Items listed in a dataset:
────

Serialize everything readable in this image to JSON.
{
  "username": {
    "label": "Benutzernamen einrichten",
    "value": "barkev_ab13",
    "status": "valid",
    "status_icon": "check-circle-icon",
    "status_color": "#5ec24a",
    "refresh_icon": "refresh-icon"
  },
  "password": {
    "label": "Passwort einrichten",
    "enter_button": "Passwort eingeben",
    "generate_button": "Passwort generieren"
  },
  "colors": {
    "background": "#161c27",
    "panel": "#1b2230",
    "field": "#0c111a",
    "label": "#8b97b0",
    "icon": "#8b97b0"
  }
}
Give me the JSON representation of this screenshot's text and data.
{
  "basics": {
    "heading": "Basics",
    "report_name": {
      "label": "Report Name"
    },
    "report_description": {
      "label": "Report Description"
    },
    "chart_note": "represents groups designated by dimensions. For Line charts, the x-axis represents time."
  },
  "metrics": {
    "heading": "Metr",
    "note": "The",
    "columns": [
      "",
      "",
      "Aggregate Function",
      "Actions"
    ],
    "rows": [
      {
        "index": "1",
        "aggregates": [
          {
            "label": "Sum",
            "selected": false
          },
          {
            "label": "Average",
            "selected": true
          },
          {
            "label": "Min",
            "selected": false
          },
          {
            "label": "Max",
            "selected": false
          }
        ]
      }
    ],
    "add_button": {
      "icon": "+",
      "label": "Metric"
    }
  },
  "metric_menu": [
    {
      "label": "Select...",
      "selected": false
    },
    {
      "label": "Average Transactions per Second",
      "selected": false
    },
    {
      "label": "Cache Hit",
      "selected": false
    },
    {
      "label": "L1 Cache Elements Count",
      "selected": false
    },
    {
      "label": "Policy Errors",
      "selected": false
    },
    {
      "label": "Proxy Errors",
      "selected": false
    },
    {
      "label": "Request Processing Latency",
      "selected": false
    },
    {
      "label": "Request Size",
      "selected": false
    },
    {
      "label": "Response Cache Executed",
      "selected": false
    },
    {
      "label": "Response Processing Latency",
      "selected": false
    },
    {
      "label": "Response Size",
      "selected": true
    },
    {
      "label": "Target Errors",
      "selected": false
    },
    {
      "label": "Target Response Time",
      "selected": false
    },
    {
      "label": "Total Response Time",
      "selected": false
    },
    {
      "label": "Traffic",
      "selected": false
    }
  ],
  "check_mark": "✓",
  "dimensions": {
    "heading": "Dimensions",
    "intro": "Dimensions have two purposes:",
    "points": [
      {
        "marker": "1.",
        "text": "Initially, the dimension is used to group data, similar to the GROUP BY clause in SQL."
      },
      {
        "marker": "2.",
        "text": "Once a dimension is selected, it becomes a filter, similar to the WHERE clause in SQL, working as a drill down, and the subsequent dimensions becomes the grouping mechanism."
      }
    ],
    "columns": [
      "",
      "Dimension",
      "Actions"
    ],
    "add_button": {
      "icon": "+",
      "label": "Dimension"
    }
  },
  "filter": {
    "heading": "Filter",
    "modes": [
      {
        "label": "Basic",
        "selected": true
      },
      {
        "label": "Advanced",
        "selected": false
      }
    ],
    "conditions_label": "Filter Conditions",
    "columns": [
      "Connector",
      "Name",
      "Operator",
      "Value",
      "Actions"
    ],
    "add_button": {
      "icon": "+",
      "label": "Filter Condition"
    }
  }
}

────

What you are asked to do
Extract, word for word, each line of the listing above.

Complete response
Serialize everything readable in this image to JSON.
{
  "username": {
    "label": "Benutzernamen einrichten",
    "value": "barkev_ab13",
    "status": "valid",
    "status_icon": "check-circle-icon",
    "status_color": "#5ec24a",
    "refresh_icon": "refresh-icon"
  },
  "password": {
    "label": "Passwort einrichten",
    "enter_button": "Passwort eingeben",
    "generate_button": "Passwort generieren"
  },
  "colors": {
    "background": "#161c27",
    "panel": "#1b2230",
    "field": "#0c111a",
    "label": "#8b97b0",
    "icon": "#8b97b0"
  }
}
Give me the JSON representation of this screenshot's text and data.
{
  "basics": {
    "heading": "Basics",
    "report_name": {
      "label": "Report Name"
    },
    "report_description": {
      "label": "Report Description"
    },
    "chart_note": "represents groups designated by dimensions. For Line charts, the x-axis represents time."
  },
  "metrics": {
    "heading": "Metr",
    "note": "The",
    "columns": [
      "",
      "",
      "Aggregate Function",
      "Actions"
    ],
    "rows": [
      {
        "index": "1",
        "aggregates": [
          {
            "label": "Sum",
            "selected": false
          },
          {
            "label": "Average",
            "selected": true
          },
          {
            "label": "Min",
            "selected": false
          },
          {
            "label": "Max",
            "selected": false
          }
        ]
      }
    ],
    "add_button": {
      "icon": "+",
      "label": "Metric"
    }
  },
  "metric_menu": [
    {
      "label": "Select...",
      "selected": false
    },
    {
      "label": "Average Transactions per Second",
      "selected": false
    },
    {
      "label": "Cache Hit",
      "selected": false
    },
    {
      "label": "L1 Cache Elements Count",
      "selected": false
    },
    {
      "label": "Policy Errors",
      "selected": false
    },
    {
      "label": "Proxy Errors",
      "selected": false
    },
    {
      "label": "Request Processing Latency",
      "selected": false
    },
    {
      "label": "Request Size",
      "selected": false
    },
    {
      "label": "Response Cache Executed",
      "selected": false
    },
    {
      "label": "Response Processing Latency",
      "selected": false
    },
    {
      "label": "Response Size",
      "selected": true
    },
    {
      "label": "Target Errors",
      "selected": false
    },
    {
      "label": "Target Response Time",
      "selected": false
    },
    {
      "label": "Total Response Time",
      "selected": false
    },
    {
      "label": "Traffic",
      "selected": false
    }
  ],
  "check_mark": "✓",
  "dimensions": {
    "heading": "Dimensions",
    "intro": "Dimensions have two purposes:",
    "points": [
      {
        "marker": "1.",
        "text": "Initially, the dimension is used to group data, similar to the GROUP BY clause in SQL."
      },
      {
        "marker": "2.",
        "text": "Once a dimension is selected, it becomes a filter, similar to the WHERE clause in SQL, working as a drill down, and the subsequent dimensions becomes the grouping mechanism."
      }
    ],
    "columns": [
      "",
      "Dimension",
      "Actions"
    ],
    "add_button": {
      "icon": "+",
      "label": "Dimension"
    }
  },
  "filter": {
    "heading": "Filter",
    "modes": [
      {
        "label": "Basic",
        "selected": true
      },
      {
        "label": "Advanced",
        "selected": false
      }
    ],
    "conditions_label": "Filter Conditions",
    "columns": [
      "Connector",
      "Name",
      "Operator",
      "Value",
      "Actions"
    ],
    "add_button": {
      "icon": "+",
      "label": "Filter Condition"
    }
  }
}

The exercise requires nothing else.